→ **WHAT IS ASKED**: Images embedded in the records are excluded; print everything else exactly as given.

Start of SOURCE DATA

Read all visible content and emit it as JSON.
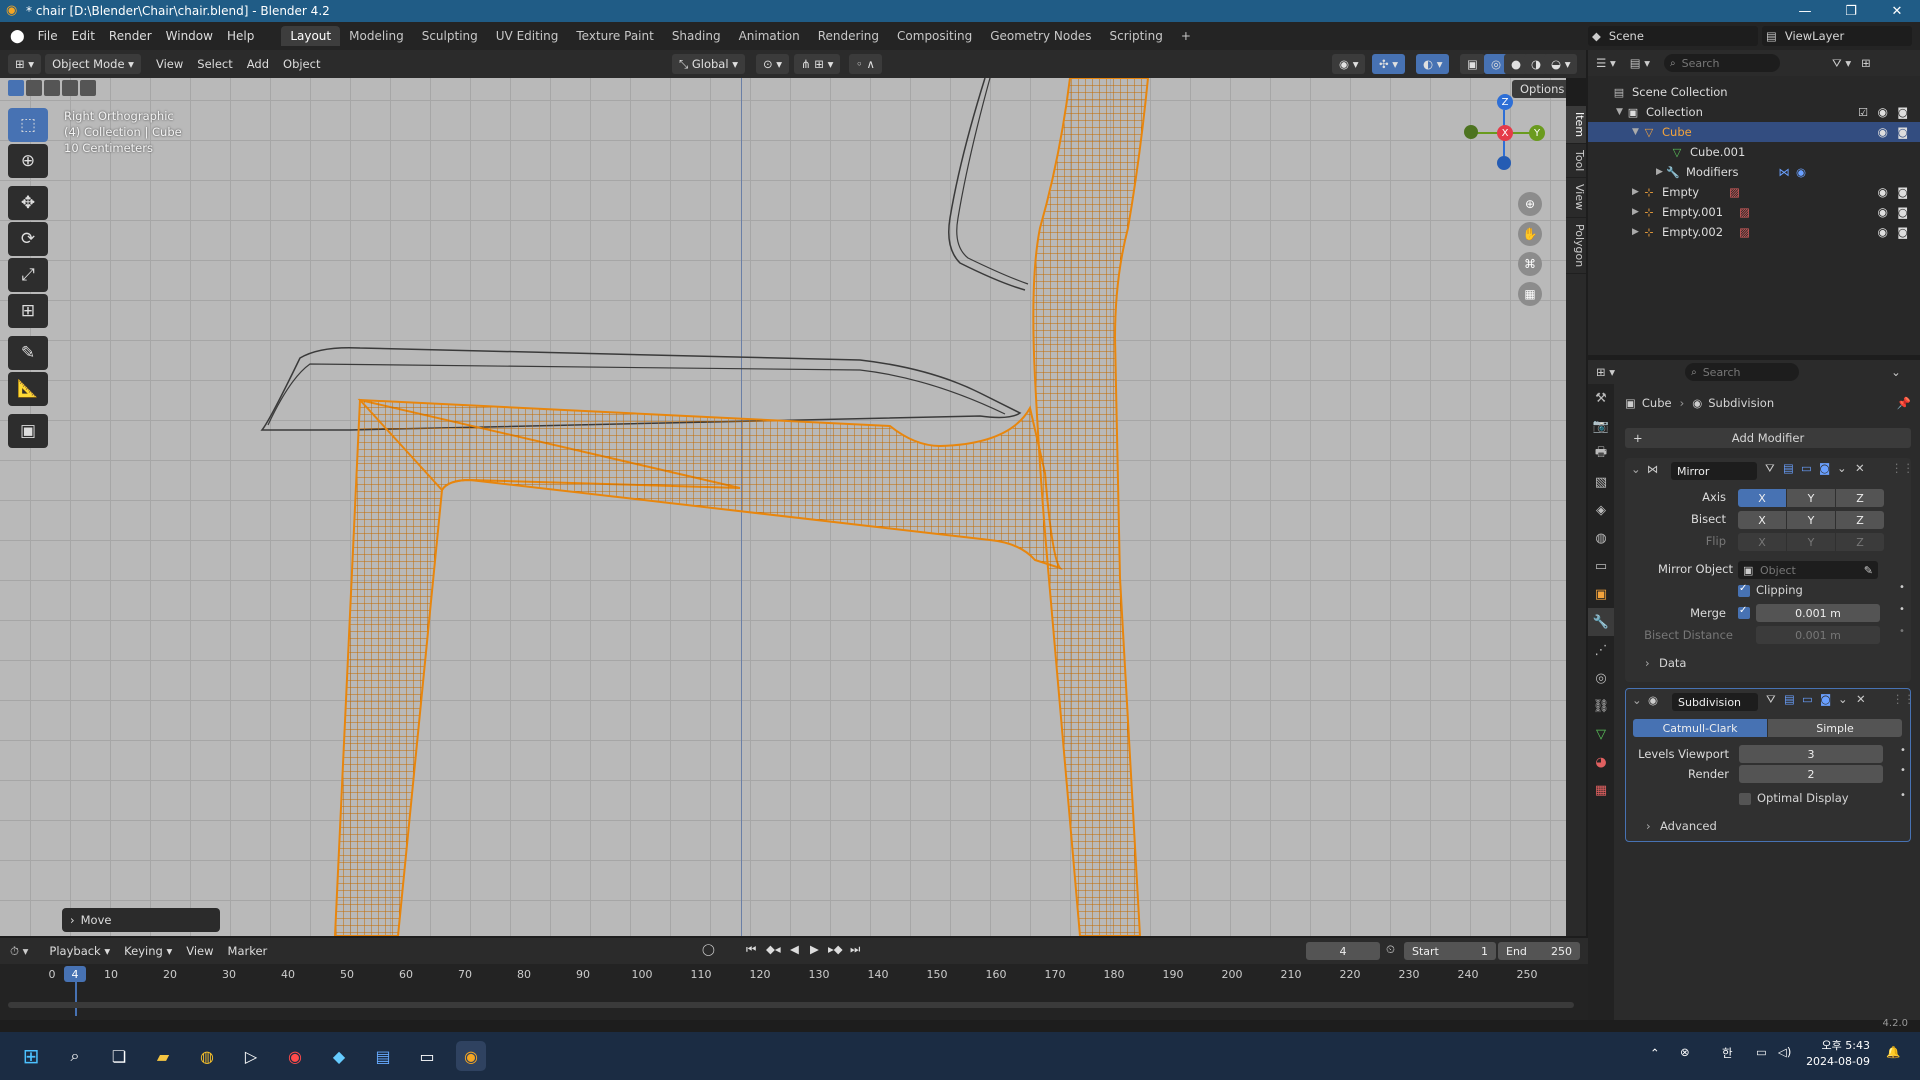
{
  "window": {
    "title": "* chair [D:\\Blender\\Chair\\chair.blend] - Blender 4.2"
  },
  "menu": [
    "File",
    "Edit",
    "Render",
    "Window",
    "Help"
  ],
  "workspaces": [
    "Layout",
    "Modeling",
    "Sculpting",
    "UV Editing",
    "Texture Paint",
    "Shading",
    "Animation",
    "Rendering",
    "Compositing",
    "Geometry Nodes",
    "Scripting"
  ],
  "scene": {
    "name": "Scene",
    "view_layer": "ViewLayer"
  },
  "viewport_header": {
    "mode": "Object Mode",
    "menus": [
      "View",
      "Select",
      "Add",
      "Object"
    ],
    "orientation": "Global",
    "options": "Options"
  },
  "viewport_overlay": {
    "line1": "Right Orthographic",
    "line2": "(4) Collection | Cube",
    "line3": "10 Centimeters"
  },
  "gizmo": {
    "x": "X",
    "y": "Y",
    "z": "Z"
  },
  "sidebar_tabs": [
    "Item",
    "Tool",
    "View",
    "Polygon"
  ],
  "last_op": "Move",
  "outliner": {
    "search_placeholder": "Search",
    "rows": [
      "Scene Collection",
      "Collection",
      "Cube",
      "Cube.001",
      "Modifiers",
      "Empty",
      "Empty.001",
      "Empty.002"
    ]
  },
  "properties": {
    "search_placeholder": "Search",
    "breadcrumb_object": "Cube",
    "breadcrumb_modifier": "Subdivision",
    "add_modifier": "Add Modifier",
    "mirror": {
      "name": "Mirror",
      "axis_label": "Axis",
      "bisect_label": "Bisect",
      "flip_label": "Flip",
      "axes": [
        "X",
        "Y",
        "Z"
      ],
      "mirror_object_label": "Mirror Object",
      "mirror_object_placeholder": "Object",
      "clipping_label": "Clipping",
      "merge_label": "Merge",
      "merge_value": "0.001 m",
      "bisect_distance_label": "Bisect Distance",
      "bisect_distance_value": "0.001 m",
      "data_label": "Data"
    },
    "subdivision": {
      "name": "Subdivision",
      "catmull": "Catmull-Clark",
      "simple": "Simple",
      "levels_viewport_label": "Levels Viewport",
      "levels_viewport_value": "3",
      "render_label": "Render",
      "render_value": "2",
      "optimal_label": "Optimal Display",
      "advanced_label": "Advanced"
    }
  },
  "timeline": {
    "menus": [
      "Playback",
      "Keying",
      "View",
      "Marker"
    ],
    "current_frame": "4",
    "start_label": "Start",
    "start_value": "1",
    "end_label": "End",
    "end_value": "250",
    "ruler": [
      "0",
      "10",
      "20",
      "30",
      "40",
      "50",
      "60",
      "70",
      "80",
      "90",
      "100",
      "110",
      "120",
      "130",
      "140",
      "150",
      "160",
      "170",
      "180",
      "190",
      "200",
      "210",
      "220",
      "230",
      "240",
      "250"
    ]
  },
  "status": {
    "version": "4.2.0"
  },
  "taskbar": {
    "time": "오후 5:43",
    "date": "2024-08-09",
    "ime": "한"
  }
}
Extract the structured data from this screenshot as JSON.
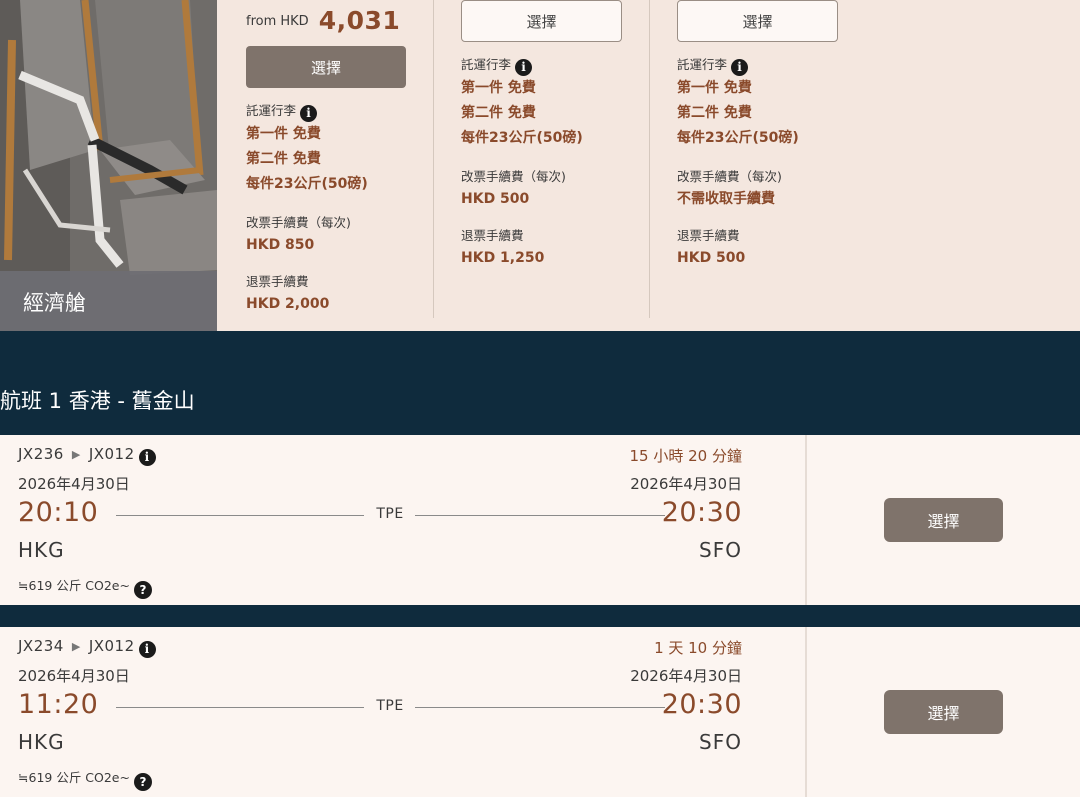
{
  "cabin": {
    "label": "經濟艙"
  },
  "fares": [
    {
      "from_label": "from HKD",
      "from_price": "4,031",
      "select_label": "選擇",
      "baggage_label": "託運行李",
      "baggage_lines": [
        "第一件 免費",
        "第二件 免費",
        "每件23公斤(50磅)"
      ],
      "change_fee_label": "改票手續費（每次)",
      "change_fee_value": "HKD 850",
      "refund_fee_label": "退票手續費",
      "refund_fee_value": "HKD 2,000"
    },
    {
      "select_label": "選擇",
      "baggage_label": "託運行李",
      "baggage_lines": [
        "第一件 免費",
        "第二件 免費",
        "每件23公斤(50磅)"
      ],
      "change_fee_label": "改票手續費（每次)",
      "change_fee_value": "HKD 500",
      "refund_fee_label": "退票手續費",
      "refund_fee_value": "HKD 1,250"
    },
    {
      "select_label": "選擇",
      "baggage_label": "託運行李",
      "baggage_lines": [
        "第一件 免費",
        "第二件 免費",
        "每件23公斤(50磅)"
      ],
      "change_fee_label": "改票手續費（每次)",
      "change_fee_value": "不需收取手續費",
      "refund_fee_label": "退票手續費",
      "refund_fee_value": "HKD 500"
    }
  ],
  "route": {
    "title": "航班 1 香港 - 舊金山"
  },
  "flights": [
    {
      "flight_a": "JX236",
      "flight_b": "JX012",
      "duration": "15 小時 20 分鐘",
      "depart_date": "2026年4月30日",
      "arrive_date": "2026年4月30日",
      "depart_time": "20:10",
      "arrive_time": "20:30",
      "stop": "TPE",
      "origin": "HKG",
      "destination": "SFO",
      "co2": "≒619 公斤 CO2e~",
      "select_label": "選擇"
    },
    {
      "flight_a": "JX234",
      "flight_b": "JX012",
      "duration": "1 天 10 分鐘",
      "depart_date": "2026年4月30日",
      "arrive_date": "2026年4月30日",
      "depart_time": "11:20",
      "arrive_time": "20:30",
      "stop": "TPE",
      "origin": "HKG",
      "destination": "SFO",
      "co2": "≒619 公斤 CO2e~",
      "select_label": "選擇"
    }
  ],
  "icons": {
    "info": "info-icon",
    "help": "question-icon",
    "arrow": "play-arrow-icon"
  },
  "colors": {
    "accent": "#8a4a2b",
    "button": "#7f736b",
    "panel": "#f4e7df",
    "header": "#0f2b3d"
  }
}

End of SOURCE DATA

→ **OUTPUT OF THE EXERCISE**:
Read all visible content and emit it as JSON.
{
  "window": {
    "title": "* chair [D:\\Blender\\Chair\\chair.blend] - Blender 4.2"
  },
  "menu": [
    "File",
    "Edit",
    "Render",
    "Window",
    "Help"
  ],
  "workspaces": [
    "Layout",
    "Modeling",
    "Sculpting",
    "UV Editing",
    "Texture Paint",
    "Shading",
    "Animation",
    "Rendering",
    "Compositing",
    "Geometry Nodes",
    "Scripting"
  ],
  "scene": {
    "name": "Scene",
    "view_layer": "ViewLayer"
  },
  "viewport_header": {
    "mode": "Object Mode",
    "menus": [
      "View",
      "Select",
      "Add",
      "Object"
    ],
    "orientation": "Global",
    "options": "Options"
  },
  "viewport_overlay": {
    "line1": "Right Orthographic",
    "line2": "(4) Collection | Cube",
    "line3": "10 Centimeters"
  },
  "gizmo": {
    "x": "X",
    "y": "Y",
    "z": "Z"
  },
  "sidebar_tabs": [
    "Item",
    "Tool",
    "View",
    "Polygon"
  ],
  "last_op": "Move",
  "outliner": {
    "search_placeholder": "Search",
    "rows": [
      "Scene Collection",
      "Collection",
      "Cube",
      "Cube.001",
      "Modifiers",
      "Empty",
      "Empty.001",
      "Empty.002"
    ]
  },
  "properties": {
    "search_placeholder": "Search",
    "breadcrumb_object": "Cube",
    "breadcrumb_modifier": "Subdivision",
    "add_modifier": "Add Modifier",
    "mirror": {
      "name": "Mirror",
      "axis_label": "Axis",
      "bisect_label": "Bisect",
      "flip_label": "Flip",
      "axes": [
        "X",
        "Y",
        "Z"
      ],
      "mirror_object_label": "Mirror Object",
      "mirror_object_placeholder": "Object",
      "clipping_label": "Clipping",
      "merge_label": "Merge",
      "merge_value": "0.001 m",
      "bisect_distance_label": "Bisect Distance",
      "bisect_distance_value": "0.001 m",
      "data_label": "Data"
    },
    "subdivision": {
      "name": "Subdivision",
      "catmull": "Catmull-Clark",
      "simple": "Simple",
      "levels_viewport_label": "Levels Viewport",
      "levels_viewport_value": "3",
      "render_label": "Render",
      "render_value": "2",
      "optimal_label": "Optimal Display",
      "advanced_label": "Advanced"
    }
  },
  "timeline": {
    "menus": [
      "Playback",
      "Keying",
      "View",
      "Marker"
    ],
    "current_frame": "4",
    "start_label": "Start",
    "start_value": "1",
    "end_label": "End",
    "end_value": "250",
    "ruler": [
      "0",
      "10",
      "20",
      "30",
      "40",
      "50",
      "60",
      "70",
      "80",
      "90",
      "100",
      "110",
      "120",
      "130",
      "140",
      "150",
      "160",
      "170",
      "180",
      "190",
      "200",
      "210",
      "220",
      "230",
      "240",
      "250"
    ]
  },
  "status": {
    "version": "4.2.0"
  },
  "taskbar": {
    "time": "오후 5:43",
    "date": "2024-08-09",
    "ime": "한"
  }
}
Extract the structured data from this screenshot as JSON.
{
  "cabin": {
    "label": "經濟艙"
  },
  "fares": [
    {
      "from_label": "from HKD",
      "from_price": "4,031",
      "select_label": "選擇",
      "baggage_label": "託運行李",
      "baggage_lines": [
        "第一件 免費",
        "第二件 免費",
        "每件23公斤(50磅)"
      ],
      "change_fee_label": "改票手續費（每次)",
      "change_fee_value": "HKD 850",
      "refund_fee_label": "退票手續費",
      "refund_fee_value": "HKD 2,000"
    },
    {
      "select_label": "選擇",
      "baggage_label": "託運行李",
      "baggage_lines": [
        "第一件 免費",
        "第二件 免費",
        "每件23公斤(50磅)"
      ],
      "change_fee_label": "改票手續費（每次)",
      "change_fee_value": "HKD 500",
      "refund_fee_label": "退票手續費",
      "refund_fee_value": "HKD 1,250"
    },
    {
      "select_label": "選擇",
      "baggage_label": "託運行李",
      "baggage_lines": [
        "第一件 免費",
        "第二件 免費",
        "每件23公斤(50磅)"
      ],
      "change_fee_label": "改票手續費（每次)",
      "change_fee_value": "不需收取手續費",
      "refund_fee_label": "退票手續費",
      "refund_fee_value": "HKD 500"
    }
  ],
  "route": {
    "title": "航班 1 香港 - 舊金山"
  },
  "flights": [
    {
      "flight_a": "JX236",
      "flight_b": "JX012",
      "duration": "15 小時 20 分鐘",
      "depart_date": "2026年4月30日",
      "arrive_date": "2026年4月30日",
      "depart_time": "20:10",
      "arrive_time": "20:30",
      "stop": "TPE",
      "origin": "HKG",
      "destination": "SFO",
      "co2": "≒619 公斤 CO2e~",
      "select_label": "選擇"
    },
    {
      "flight_a": "JX234",
      "flight_b": "JX012",
      "duration": "1 天 10 分鐘",
      "depart_date": "2026年4月30日",
      "arrive_date": "2026年4月30日",
      "depart_time": "11:20",
      "arrive_time": "20:30",
      "stop": "TPE",
      "origin": "HKG",
      "destination": "SFO",
      "co2": "≒619 公斤 CO2e~",
      "select_label": "選擇"
    }
  ],
  "icons": {
    "info": "info-icon",
    "help": "question-icon",
    "arrow": "play-arrow-icon"
  },
  "colors": {
    "accent": "#8a4a2b",
    "button": "#7f736b",
    "panel": "#f4e7df",
    "header": "#0f2b3d"
  }
}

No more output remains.